GOAL OF THE EXERCISE:
Print all entries precisely as they are written.

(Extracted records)
•••••

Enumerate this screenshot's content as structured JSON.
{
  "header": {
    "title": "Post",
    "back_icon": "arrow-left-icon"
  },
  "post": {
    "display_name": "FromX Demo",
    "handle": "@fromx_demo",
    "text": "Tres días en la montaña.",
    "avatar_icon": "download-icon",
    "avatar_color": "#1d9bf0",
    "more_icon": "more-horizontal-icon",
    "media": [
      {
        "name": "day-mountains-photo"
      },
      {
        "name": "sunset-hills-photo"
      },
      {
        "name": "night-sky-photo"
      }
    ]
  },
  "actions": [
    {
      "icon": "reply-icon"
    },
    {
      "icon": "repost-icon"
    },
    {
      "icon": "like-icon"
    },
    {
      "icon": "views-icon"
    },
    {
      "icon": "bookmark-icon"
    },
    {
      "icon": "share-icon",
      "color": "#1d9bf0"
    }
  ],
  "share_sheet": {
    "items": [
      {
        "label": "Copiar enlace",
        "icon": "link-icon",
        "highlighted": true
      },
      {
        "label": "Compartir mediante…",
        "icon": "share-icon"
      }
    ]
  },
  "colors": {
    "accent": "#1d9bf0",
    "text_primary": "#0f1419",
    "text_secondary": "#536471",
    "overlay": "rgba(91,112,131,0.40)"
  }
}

•••••

OUTPUT FOR THIS EXERCISE:
Enumerate this screenshot's content as structured JSON.
{
  "header": {
    "title": "Post",
    "back_icon": "arrow-left-icon"
  },
  "post": {
    "display_name": "FromX Demo",
    "handle": "@fromx_demo",
    "text": "Tres días en la montaña.",
    "avatar_icon": "download-icon",
    "avatar_color": "#1d9bf0",
    "more_icon": "more-horizontal-icon",
    "media": [
      {
        "name": "day-mountains-photo"
      },
      {
        "name": "sunset-hills-photo"
      },
      {
        "name": "night-sky-photo"
      }
    ]
  },
  "actions": [
    {
      "icon": "reply-icon"
    },
    {
      "icon": "repost-icon"
    },
    {
      "icon": "like-icon"
    },
    {
      "icon": "views-icon"
    },
    {
      "icon": "bookmark-icon"
    },
    {
      "icon": "share-icon",
      "color": "#1d9bf0"
    }
  ],
  "share_sheet": {
    "items": [
      {
        "label": "Copiar enlace",
        "icon": "link-icon",
        "highlighted": true
      },
      {
        "label": "Compartir mediante…",
        "icon": "share-icon"
      }
    ]
  },
  "colors": {
    "accent": "#1d9bf0",
    "text_primary": "#0f1419",
    "text_secondary": "#536471",
    "overlay": "rgba(91,112,131,0.40)"
  }
}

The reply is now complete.